EXERCISE TASK:
Copy the material from its start through the line containing "q-series-point bbox=[80, 1234, 85, 1239]", renaming "matrix-cell-value" to "heatmap-cell-value" and leaving everything else unchanged.

EXCERPTED RECORDS:
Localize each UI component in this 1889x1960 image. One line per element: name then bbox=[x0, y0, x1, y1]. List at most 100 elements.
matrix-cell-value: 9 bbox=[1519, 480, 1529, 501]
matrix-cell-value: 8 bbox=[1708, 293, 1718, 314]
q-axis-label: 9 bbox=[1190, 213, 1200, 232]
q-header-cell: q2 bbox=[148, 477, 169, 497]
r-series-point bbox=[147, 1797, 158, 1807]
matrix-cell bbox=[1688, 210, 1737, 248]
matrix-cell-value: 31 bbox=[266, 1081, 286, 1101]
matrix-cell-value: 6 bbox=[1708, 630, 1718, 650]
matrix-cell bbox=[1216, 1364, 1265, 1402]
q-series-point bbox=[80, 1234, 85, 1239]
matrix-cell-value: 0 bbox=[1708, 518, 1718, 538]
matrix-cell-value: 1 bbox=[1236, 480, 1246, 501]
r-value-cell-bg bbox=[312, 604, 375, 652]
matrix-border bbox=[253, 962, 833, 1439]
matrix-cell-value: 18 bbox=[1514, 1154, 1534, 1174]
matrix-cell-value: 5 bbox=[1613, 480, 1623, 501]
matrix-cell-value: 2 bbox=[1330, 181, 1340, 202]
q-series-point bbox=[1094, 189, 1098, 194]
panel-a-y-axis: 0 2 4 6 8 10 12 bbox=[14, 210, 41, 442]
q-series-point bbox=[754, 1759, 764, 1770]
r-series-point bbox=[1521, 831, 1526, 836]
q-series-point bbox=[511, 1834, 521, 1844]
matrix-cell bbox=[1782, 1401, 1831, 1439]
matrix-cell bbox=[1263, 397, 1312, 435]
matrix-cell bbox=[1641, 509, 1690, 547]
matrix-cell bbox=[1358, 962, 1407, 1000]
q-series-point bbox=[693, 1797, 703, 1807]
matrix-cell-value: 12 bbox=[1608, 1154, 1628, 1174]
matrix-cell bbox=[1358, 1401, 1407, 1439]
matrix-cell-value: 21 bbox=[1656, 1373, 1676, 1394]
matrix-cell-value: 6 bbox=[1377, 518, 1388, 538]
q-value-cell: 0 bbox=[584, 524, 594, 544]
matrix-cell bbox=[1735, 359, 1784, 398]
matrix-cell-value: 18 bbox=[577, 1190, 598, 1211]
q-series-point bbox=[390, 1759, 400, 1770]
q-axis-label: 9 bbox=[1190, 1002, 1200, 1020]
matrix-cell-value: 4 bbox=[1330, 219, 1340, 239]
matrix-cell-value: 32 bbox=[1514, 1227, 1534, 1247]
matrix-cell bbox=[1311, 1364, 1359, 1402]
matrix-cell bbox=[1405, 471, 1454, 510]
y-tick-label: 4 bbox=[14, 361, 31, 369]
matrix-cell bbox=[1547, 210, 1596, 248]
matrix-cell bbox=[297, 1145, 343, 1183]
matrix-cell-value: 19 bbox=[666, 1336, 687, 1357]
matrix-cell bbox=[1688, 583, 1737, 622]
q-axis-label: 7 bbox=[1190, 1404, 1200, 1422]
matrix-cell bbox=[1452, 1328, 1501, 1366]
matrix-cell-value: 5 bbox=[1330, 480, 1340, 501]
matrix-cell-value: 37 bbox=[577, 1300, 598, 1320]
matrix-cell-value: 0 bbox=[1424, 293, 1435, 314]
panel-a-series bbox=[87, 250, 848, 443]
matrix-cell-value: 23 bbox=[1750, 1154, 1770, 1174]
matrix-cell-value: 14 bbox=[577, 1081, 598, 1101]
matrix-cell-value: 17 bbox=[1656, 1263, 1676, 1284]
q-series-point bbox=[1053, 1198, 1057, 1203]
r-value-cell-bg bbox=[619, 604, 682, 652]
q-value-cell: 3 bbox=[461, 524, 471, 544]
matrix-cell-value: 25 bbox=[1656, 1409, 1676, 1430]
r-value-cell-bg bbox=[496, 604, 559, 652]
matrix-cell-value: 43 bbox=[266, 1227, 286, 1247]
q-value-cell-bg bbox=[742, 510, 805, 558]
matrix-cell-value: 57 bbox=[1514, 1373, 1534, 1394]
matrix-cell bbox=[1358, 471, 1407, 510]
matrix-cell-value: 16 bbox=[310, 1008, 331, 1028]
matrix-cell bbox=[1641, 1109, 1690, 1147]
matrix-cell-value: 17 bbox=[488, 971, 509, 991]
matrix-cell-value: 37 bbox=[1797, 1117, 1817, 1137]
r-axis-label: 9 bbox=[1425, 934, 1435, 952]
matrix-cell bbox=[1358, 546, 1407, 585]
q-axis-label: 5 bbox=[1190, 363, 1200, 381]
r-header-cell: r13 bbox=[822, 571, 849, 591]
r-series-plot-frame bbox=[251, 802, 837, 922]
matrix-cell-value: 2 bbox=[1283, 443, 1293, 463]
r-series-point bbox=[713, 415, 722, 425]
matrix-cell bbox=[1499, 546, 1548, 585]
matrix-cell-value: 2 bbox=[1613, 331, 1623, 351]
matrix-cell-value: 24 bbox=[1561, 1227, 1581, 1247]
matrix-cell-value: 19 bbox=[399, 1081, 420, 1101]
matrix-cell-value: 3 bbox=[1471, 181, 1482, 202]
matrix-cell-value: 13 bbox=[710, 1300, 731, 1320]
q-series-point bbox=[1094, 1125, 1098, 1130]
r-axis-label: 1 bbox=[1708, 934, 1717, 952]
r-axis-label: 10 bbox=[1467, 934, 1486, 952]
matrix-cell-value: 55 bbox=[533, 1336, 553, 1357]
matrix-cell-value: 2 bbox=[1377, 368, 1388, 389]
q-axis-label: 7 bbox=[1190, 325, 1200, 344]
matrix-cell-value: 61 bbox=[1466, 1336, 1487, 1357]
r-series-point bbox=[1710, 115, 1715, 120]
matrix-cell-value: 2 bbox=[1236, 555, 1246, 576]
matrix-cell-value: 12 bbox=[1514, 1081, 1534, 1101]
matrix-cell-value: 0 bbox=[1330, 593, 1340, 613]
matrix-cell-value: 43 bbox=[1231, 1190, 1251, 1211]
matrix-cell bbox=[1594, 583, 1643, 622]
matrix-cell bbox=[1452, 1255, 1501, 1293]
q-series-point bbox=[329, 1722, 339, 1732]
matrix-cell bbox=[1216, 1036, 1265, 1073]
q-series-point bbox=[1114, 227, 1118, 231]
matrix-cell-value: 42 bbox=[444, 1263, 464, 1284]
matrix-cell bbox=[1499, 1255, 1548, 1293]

SOLUTION FOR THIS TASK:
Localize each UI component in this 1889x1960 image. One line per element: name then bbox=[x0, y0, x1, y1]. List at most 100 elements.
heatmap-cell-value: 9 bbox=[1519, 480, 1529, 501]
heatmap-cell-value: 8 bbox=[1708, 293, 1718, 314]
q-axis-label: 9 bbox=[1190, 213, 1200, 232]
q-header-cell: q2 bbox=[148, 477, 169, 497]
r-series-point bbox=[147, 1797, 158, 1807]
matrix-cell bbox=[1688, 210, 1737, 248]
heatmap-cell-value: 31 bbox=[266, 1081, 286, 1101]
heatmap-cell-value: 6 bbox=[1708, 630, 1718, 650]
matrix-cell bbox=[1216, 1364, 1265, 1402]
q-series-point bbox=[80, 1234, 85, 1239]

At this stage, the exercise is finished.